[Dataset records]
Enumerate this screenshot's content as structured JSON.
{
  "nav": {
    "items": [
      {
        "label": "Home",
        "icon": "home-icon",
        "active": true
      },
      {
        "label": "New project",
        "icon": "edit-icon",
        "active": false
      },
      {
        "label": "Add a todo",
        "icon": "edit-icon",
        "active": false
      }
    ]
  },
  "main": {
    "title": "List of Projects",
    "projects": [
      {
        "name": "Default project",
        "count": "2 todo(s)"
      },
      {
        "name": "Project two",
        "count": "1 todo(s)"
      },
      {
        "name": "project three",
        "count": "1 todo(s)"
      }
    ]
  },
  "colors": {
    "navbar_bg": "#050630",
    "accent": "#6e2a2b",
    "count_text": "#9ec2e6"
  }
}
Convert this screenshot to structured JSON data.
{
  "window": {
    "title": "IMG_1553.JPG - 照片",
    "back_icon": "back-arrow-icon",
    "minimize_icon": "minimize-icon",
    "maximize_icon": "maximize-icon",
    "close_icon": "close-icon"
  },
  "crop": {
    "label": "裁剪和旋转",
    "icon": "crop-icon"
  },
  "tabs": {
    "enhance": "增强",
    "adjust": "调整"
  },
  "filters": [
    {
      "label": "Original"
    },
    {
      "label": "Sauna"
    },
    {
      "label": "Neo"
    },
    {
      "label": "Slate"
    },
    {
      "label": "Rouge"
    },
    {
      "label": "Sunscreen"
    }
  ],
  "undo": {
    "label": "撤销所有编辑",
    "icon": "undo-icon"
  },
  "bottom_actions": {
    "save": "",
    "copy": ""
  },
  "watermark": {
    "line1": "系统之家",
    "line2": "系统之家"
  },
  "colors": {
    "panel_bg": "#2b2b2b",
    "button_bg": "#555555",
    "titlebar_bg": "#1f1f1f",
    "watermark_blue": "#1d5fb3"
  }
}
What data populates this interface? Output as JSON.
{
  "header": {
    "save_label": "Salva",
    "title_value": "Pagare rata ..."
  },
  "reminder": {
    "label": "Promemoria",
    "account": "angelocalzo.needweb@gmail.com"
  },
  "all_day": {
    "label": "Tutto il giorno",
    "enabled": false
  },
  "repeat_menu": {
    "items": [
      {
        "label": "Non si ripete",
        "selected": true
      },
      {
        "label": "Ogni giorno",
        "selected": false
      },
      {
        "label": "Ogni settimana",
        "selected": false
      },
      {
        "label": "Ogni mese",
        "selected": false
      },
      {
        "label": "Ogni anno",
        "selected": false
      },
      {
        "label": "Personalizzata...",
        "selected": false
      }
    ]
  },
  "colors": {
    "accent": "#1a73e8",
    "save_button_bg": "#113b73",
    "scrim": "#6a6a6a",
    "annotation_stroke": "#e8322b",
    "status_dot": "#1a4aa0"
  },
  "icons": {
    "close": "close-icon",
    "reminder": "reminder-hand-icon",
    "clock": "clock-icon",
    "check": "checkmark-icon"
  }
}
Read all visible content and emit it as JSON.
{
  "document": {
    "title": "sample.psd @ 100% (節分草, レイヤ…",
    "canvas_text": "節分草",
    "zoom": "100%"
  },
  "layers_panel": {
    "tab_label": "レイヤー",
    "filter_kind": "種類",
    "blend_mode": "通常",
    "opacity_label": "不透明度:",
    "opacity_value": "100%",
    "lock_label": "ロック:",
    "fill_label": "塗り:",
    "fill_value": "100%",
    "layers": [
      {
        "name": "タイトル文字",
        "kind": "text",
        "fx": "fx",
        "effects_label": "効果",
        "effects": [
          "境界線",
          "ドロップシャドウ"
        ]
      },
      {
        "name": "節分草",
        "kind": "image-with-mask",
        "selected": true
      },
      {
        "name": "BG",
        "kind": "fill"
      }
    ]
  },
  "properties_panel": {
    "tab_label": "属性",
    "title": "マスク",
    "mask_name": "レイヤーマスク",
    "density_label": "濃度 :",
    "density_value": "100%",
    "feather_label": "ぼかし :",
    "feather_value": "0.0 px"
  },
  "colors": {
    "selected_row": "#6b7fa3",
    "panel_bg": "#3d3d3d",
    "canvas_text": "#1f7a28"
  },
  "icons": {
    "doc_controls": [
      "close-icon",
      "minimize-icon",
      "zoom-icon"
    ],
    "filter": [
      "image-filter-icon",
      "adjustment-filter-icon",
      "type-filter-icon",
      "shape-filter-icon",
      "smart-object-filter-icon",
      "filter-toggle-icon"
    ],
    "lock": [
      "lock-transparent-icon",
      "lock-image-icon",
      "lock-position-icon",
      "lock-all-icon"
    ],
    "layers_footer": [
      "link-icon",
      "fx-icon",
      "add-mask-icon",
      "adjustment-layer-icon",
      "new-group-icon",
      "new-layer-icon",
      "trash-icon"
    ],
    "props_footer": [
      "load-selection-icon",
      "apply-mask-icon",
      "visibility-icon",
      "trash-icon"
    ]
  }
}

| Aim |
Each of the records should be retyped exactly.

| Exercise output |
Enumerate this screenshot's content as structured JSON.
{
  "nav": {
    "items": [
      {
        "label": "Home",
        "icon": "home-icon",
        "active": true
      },
      {
        "label": "New project",
        "icon": "edit-icon",
        "active": false
      },
      {
        "label": "Add a todo",
        "icon": "edit-icon",
        "active": false
      }
    ]
  },
  "main": {
    "title": "List of Projects",
    "projects": [
      {
        "name": "Default project",
        "count": "2 todo(s)"
      },
      {
        "name": "Project two",
        "count": "1 todo(s)"
      },
      {
        "name": "project three",
        "count": "1 todo(s)"
      }
    ]
  },
  "colors": {
    "navbar_bg": "#050630",
    "accent": "#6e2a2b",
    "count_text": "#9ec2e6"
  }
}
Convert this screenshot to structured JSON data.
{
  "window": {
    "title": "IMG_1553.JPG - 照片",
    "back_icon": "back-arrow-icon",
    "minimize_icon": "minimize-icon",
    "maximize_icon": "maximize-icon",
    "close_icon": "close-icon"
  },
  "crop": {
    "label": "裁剪和旋转",
    "icon": "crop-icon"
  },
  "tabs": {
    "enhance": "增强",
    "adjust": "调整"
  },
  "filters": [
    {
      "label": "Original"
    },
    {
      "label": "Sauna"
    },
    {
      "label": "Neo"
    },
    {
      "label": "Slate"
    },
    {
      "label": "Rouge"
    },
    {
      "label": "Sunscreen"
    }
  ],
  "undo": {
    "label": "撤销所有编辑",
    "icon": "undo-icon"
  },
  "bottom_actions": {
    "save": "",
    "copy": ""
  },
  "watermark": {
    "line1": "系统之家",
    "line2": "系统之家"
  },
  "colors": {
    "panel_bg": "#2b2b2b",
    "button_bg": "#555555",
    "titlebar_bg": "#1f1f1f",
    "watermark_blue": "#1d5fb3"
  }
}
What data populates this interface? Output as JSON.
{
  "header": {
    "save_label": "Salva",
    "title_value": "Pagare rata ..."
  },
  "reminder": {
    "label": "Promemoria",
    "account": "angelocalzo.needweb@gmail.com"
  },
  "all_day": {
    "label": "Tutto il giorno",
    "enabled": false
  },
  "repeat_menu": {
    "items": [
      {
        "label": "Non si ripete",
        "selected": true
      },
      {
        "label": "Ogni giorno",
        "selected": false
      },
      {
        "label": "Ogni settimana",
        "selected": false
      },
      {
        "label": "Ogni mese",
        "selected": false
      },
      {
        "label": "Ogni anno",
        "selected": false
      },
      {
        "label": "Personalizzata...",
        "selected": false
      }
    ]
  },
  "colors": {
    "accent": "#1a73e8",
    "save_button_bg": "#113b73",
    "scrim": "#6a6a6a",
    "annotation_stroke": "#e8322b",
    "status_dot": "#1a4aa0"
  },
  "icons": {
    "close": "close-icon",
    "reminder": "reminder-hand-icon",
    "clock": "clock-icon",
    "check": "checkmark-icon"
  }
}
Read all visible content and emit it as JSON.
{
  "document": {
    "title": "sample.psd @ 100% (節分草, レイヤ…",
    "canvas_text": "節分草",
    "zoom": "100%"
  },
  "layers_panel": {
    "tab_label": "レイヤー",
    "filter_kind": "種類",
    "blend_mode": "通常",
    "opacity_label": "不透明度:",
    "opacity_value": "100%",
    "lock_label": "ロック:",
    "fill_label": "塗り:",
    "fill_value": "100%",
    "layers": [
      {
        "name": "タイトル文字",
        "kind": "text",
        "fx": "fx",
        "effects_label": "効果",
        "effects": [
          "境界線",
          "ドロップシャドウ"
        ]
      },
      {
        "name": "節分草",
        "kind": "image-with-mask",
        "selected": true
      },
      {
        "name": "BG",
        "kind": "fill"
      }
    ]
  },
  "properties_panel": {
    "tab_label": "属性",
    "title": "マスク",
    "mask_name": "レイヤーマスク",
    "density_label": "濃度 :",
    "density_value": "100%",
    "feather_label": "ぼかし :",
    "feather_value": "0.0 px"
  },
  "colors": {
    "selected_row": "#6b7fa3",
    "panel_bg": "#3d3d3d",
    "canvas_text": "#1f7a28"
  },
  "icons": {
    "doc_controls": [
      "close-icon",
      "minimize-icon",
      "zoom-icon"
    ],
    "filter": [
      "image-filter-icon",
      "adjustment-filter-icon",
      "type-filter-icon",
      "shape-filter-icon",
      "smart-object-filter-icon",
      "filter-toggle-icon"
    ],
    "lock": [
      "lock-transparent-icon",
      "lock-image-icon",
      "lock-position-icon",
      "lock-all-icon"
    ],
    "layers_footer": [
      "link-icon",
      "fx-icon",
      "add-mask-icon",
      "adjustment-layer-icon",
      "new-group-icon",
      "new-layer-icon",
      "trash-icon"
    ],
    "props_footer": [
      "load-selection-icon",
      "apply-mask-icon",
      "visibility-icon",
      "trash-icon"
    ]
  }
}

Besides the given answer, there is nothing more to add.